Records excerpted from a collection:
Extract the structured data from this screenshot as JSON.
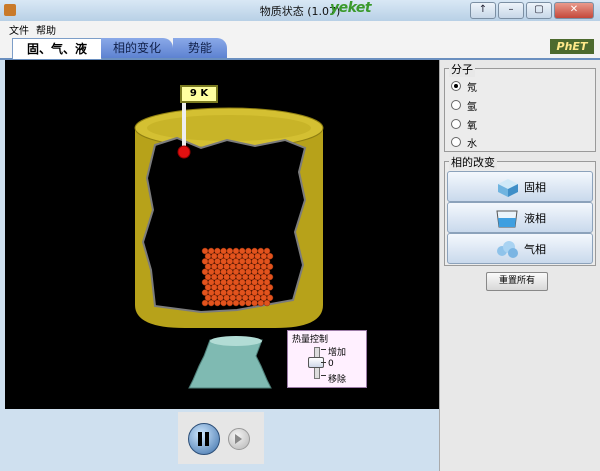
{
  "window": {
    "title": "物质状态 (1.07)",
    "logo_text": "yeket",
    "buttons": [
      "↑",
      "–",
      "▢",
      "✕"
    ]
  },
  "menu": {
    "items": [
      "文件",
      "帮助"
    ]
  },
  "tabs": [
    {
      "label": "固、气、液",
      "active": true
    },
    {
      "label": "相的变化",
      "active": false
    },
    {
      "label": "势能",
      "active": false
    }
  ],
  "brand": {
    "logo": "PhET"
  },
  "simulation": {
    "thermometer_reading": "9 K",
    "heater": {
      "title": "热量控制",
      "add": "增加",
      "zero": "0",
      "remove": "移除",
      "level": 0
    }
  },
  "controls": {
    "pause_icon": "pause-icon",
    "step_icon": "step-icon"
  },
  "molecules": {
    "legend": "分子",
    "options": [
      "氖",
      "氩",
      "氧",
      "水"
    ],
    "selected": "氖"
  },
  "phase_change": {
    "legend": "相的改变",
    "buttons": [
      "固相",
      "液相",
      "气相"
    ]
  },
  "reset_label": "重置所有",
  "colors": {
    "container": "#bfae1e",
    "particle": "#e2531d",
    "canvas": "#000000",
    "bulb": "#e01010"
  }
}
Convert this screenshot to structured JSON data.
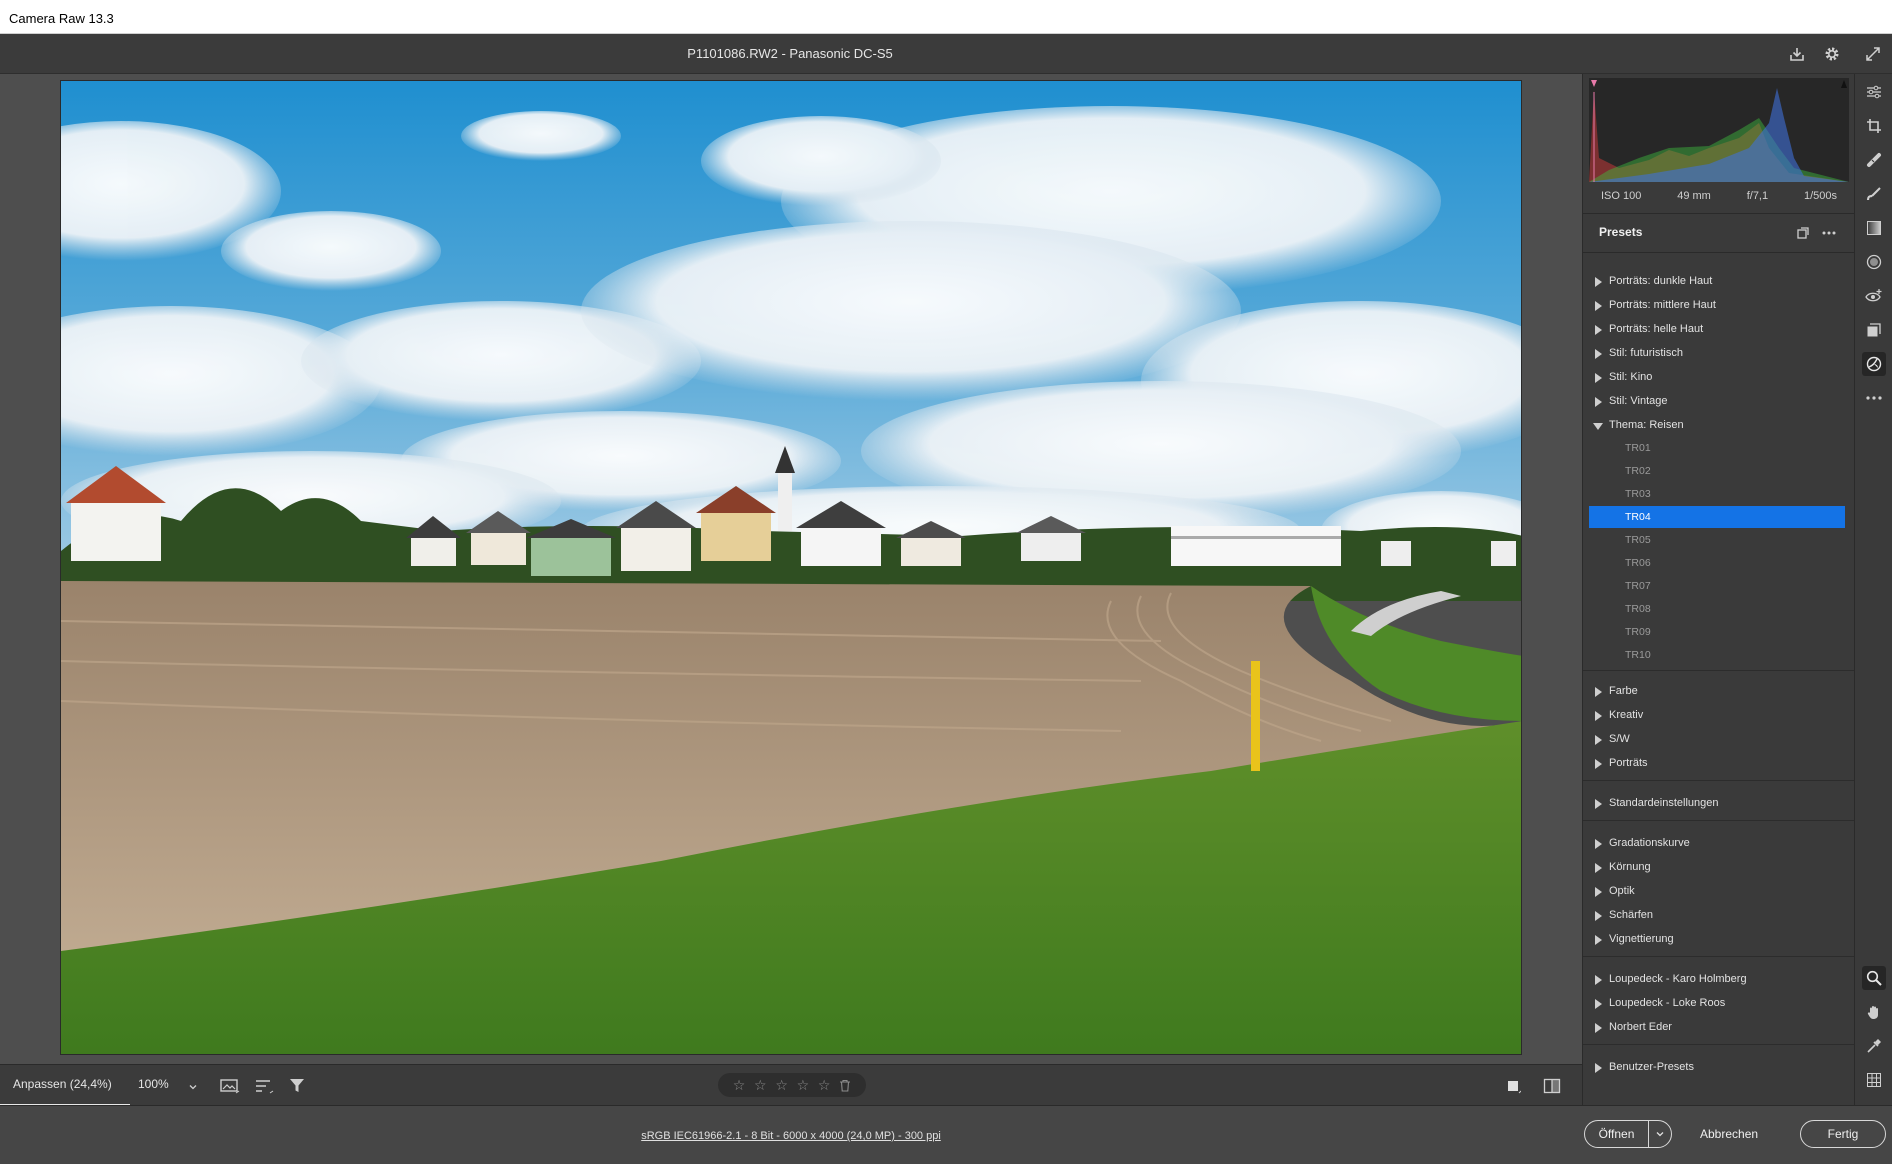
{
  "window": {
    "title": "Camera Raw 13.3"
  },
  "header": {
    "file_title": "P1101086.RW2  -  Panasonic DC-S5"
  },
  "exif": {
    "iso": "ISO 100",
    "focal": "49 mm",
    "aperture": "f/7,1",
    "shutter": "1/500s"
  },
  "presets": {
    "title": "Presets",
    "groups": [
      {
        "label": "Porträts: dunkle Haut",
        "open": false
      },
      {
        "label": "Porträts: mittlere Haut",
        "open": false
      },
      {
        "label": "Porträts: helle Haut",
        "open": false
      },
      {
        "label": "Stil: futuristisch",
        "open": false
      },
      {
        "label": "Stil: Kino",
        "open": false
      },
      {
        "label": "Stil: Vintage",
        "open": false
      },
      {
        "label": "Thema: Reisen",
        "open": true
      }
    ],
    "items": [
      "TR01",
      "TR02",
      "TR03",
      "TR04",
      "TR05",
      "TR06",
      "TR07",
      "TR08",
      "TR09",
      "TR10"
    ],
    "selected_item": "TR04",
    "groups2": [
      "Farbe",
      "Kreativ",
      "S/W",
      "Porträts"
    ],
    "groups3": [
      "Standardeinstellungen"
    ],
    "groups4": [
      "Gradationskurve",
      "Körnung",
      "Optik",
      "Schärfen",
      "Vignettierung"
    ],
    "groups5": [
      "Loupedeck - Karo Holmberg",
      "Loupedeck - Loke Roos",
      "Norbert Eder"
    ],
    "groups6": [
      "Benutzer-Presets"
    ]
  },
  "bottom": {
    "zoom_fit": "Anpassen (24,4%)",
    "zoom_value": "100%",
    "rating_stars": 5
  },
  "status": {
    "file_info": "sRGB IEC61966-2.1 - 8 Bit - 6000 x 4000 (24,0 MP) - 300 ppi",
    "open_label": "Öffnen",
    "cancel_label": "Abbrechen",
    "done_label": "Fertig"
  },
  "colors": {
    "accent": "#1473e6",
    "panel": "#3a3a3a",
    "canvas": "#4e4e4e"
  }
}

**TO BE DONE:**
Say how many lines of the listing above contain "JSON", with no other words.

**TASK SOLUTION:**
2